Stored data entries

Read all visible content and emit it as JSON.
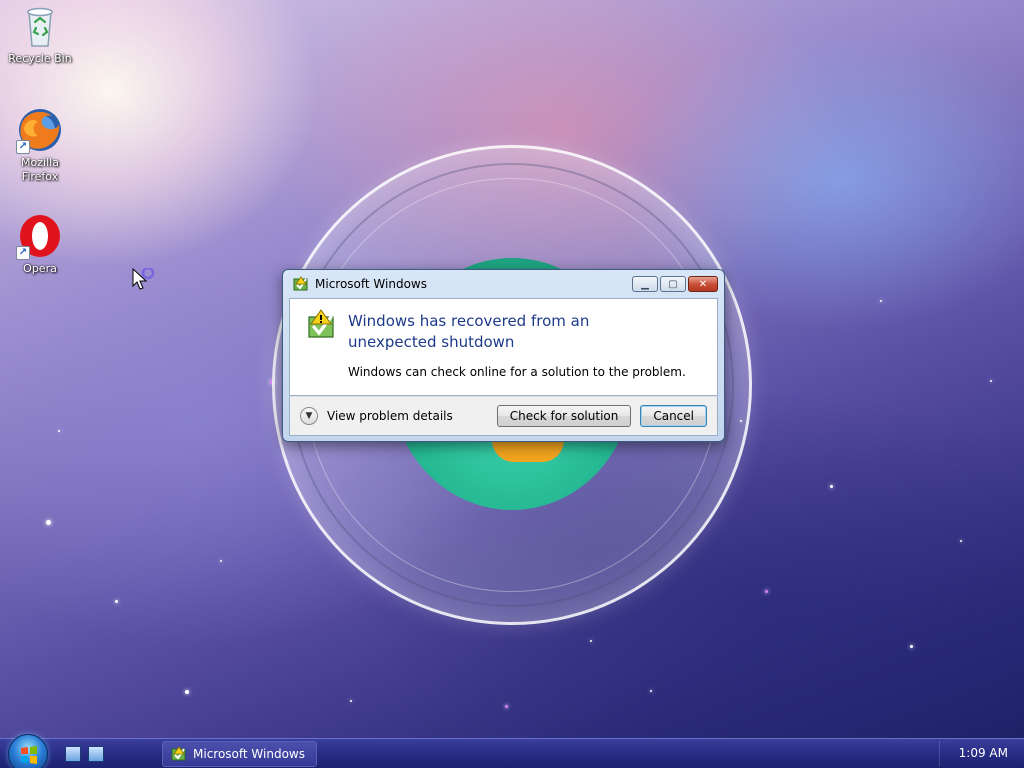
{
  "desktop": {
    "icons": [
      {
        "label": "Recycle Bin"
      },
      {
        "label": "Mozilla Firefox"
      },
      {
        "label": "Opera"
      }
    ]
  },
  "dialog": {
    "title": "Microsoft Windows",
    "headline": "Windows has recovered from an unexpected shutdown",
    "message": "Windows can check online for a solution to the problem.",
    "details_label": "View problem details",
    "primary_button": "Check for solution",
    "cancel_button": "Cancel"
  },
  "taskbar": {
    "task_title": "Microsoft Windows",
    "clock": "1:09 AM"
  },
  "colors": {
    "headline": "#1e3b8a",
    "taskbar": "#2a2e86",
    "close_button": "#c84c34"
  },
  "icons": [
    "recycle-bin-icon",
    "firefox-icon",
    "opera-icon",
    "shortcut-arrow-icon",
    "shield-warning-icon",
    "chevron-down-icon",
    "minimize-icon",
    "maximize-icon",
    "close-icon",
    "windows-logo-icon",
    "show-desktop-icon",
    "switch-windows-icon",
    "mouse-pointer-icon"
  ]
}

> [Task instructions]
Among these entries, how many lines include the string "Microsoft"? Reply with the number by itself.

> [Complete answer]
2